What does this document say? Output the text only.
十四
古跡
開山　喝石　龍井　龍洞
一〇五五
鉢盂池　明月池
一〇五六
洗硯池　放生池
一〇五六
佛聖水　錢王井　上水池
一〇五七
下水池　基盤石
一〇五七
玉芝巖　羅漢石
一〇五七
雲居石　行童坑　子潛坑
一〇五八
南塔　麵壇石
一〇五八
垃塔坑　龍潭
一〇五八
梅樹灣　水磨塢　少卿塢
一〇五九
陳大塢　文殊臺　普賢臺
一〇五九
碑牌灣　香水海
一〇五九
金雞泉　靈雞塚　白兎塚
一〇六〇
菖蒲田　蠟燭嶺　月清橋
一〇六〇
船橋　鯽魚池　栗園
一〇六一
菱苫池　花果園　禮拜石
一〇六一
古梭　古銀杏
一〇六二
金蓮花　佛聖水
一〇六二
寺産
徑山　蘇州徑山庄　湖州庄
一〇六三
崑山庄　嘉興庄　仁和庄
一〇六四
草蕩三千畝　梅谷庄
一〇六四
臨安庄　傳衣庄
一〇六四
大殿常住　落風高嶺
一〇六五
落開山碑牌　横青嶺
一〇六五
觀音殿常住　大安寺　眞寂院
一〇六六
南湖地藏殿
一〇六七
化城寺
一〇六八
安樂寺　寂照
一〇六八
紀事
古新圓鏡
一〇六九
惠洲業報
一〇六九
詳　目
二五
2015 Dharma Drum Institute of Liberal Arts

________

Written exercise -> Print all of the data exactly as it was given.

Solution ->
What does this document say? Output the text only.
十四
古跡
開山　喝石　龍井　龍洞
一〇五五
鉢盂池　明月池
一〇五六
洗硯池　放生池
一〇五六
佛聖水　錢王井　上水池
一〇五七
下水池　基盤石
一〇五七
玉芝巖　羅漢石
一〇五七
雲居石　行童坑　子潛坑
一〇五八
南塔　麵壇石
一〇五八
垃塔坑　龍潭
一〇五八
梅樹灣　水磨塢　少卿塢
一〇五九
陳大塢　文殊臺　普賢臺
一〇五九
碑牌灣　香水海
一〇五九
金雞泉　靈雞塚　白兎塚
一〇六〇
菖蒲田　蠟燭嶺　月清橋
一〇六〇
船橋　鯽魚池　栗園
一〇六一
菱苫池　花果園　禮拜石
一〇六一
古梭　古銀杏
一〇六二
金蓮花　佛聖水
一〇六二
寺産
徑山　蘇州徑山庄　湖州庄
一〇六三
崑山庄　嘉興庄　仁和庄
一〇六四
草蕩三千畝　梅谷庄
一〇六四
臨安庄　傳衣庄
一〇六四
大殿常住　落風高嶺
一〇六五
落開山碑牌　横青嶺
一〇六五
觀音殿常住　大安寺　眞寂院
一〇六六
南湖地藏殿
一〇六七
化城寺
一〇六八
安樂寺　寂照
一〇六八
紀事
古新圓鏡
一〇六九
惠洲業報
一〇六九
詳　目
二五
2015 Dharma Drum Institute of Liberal Arts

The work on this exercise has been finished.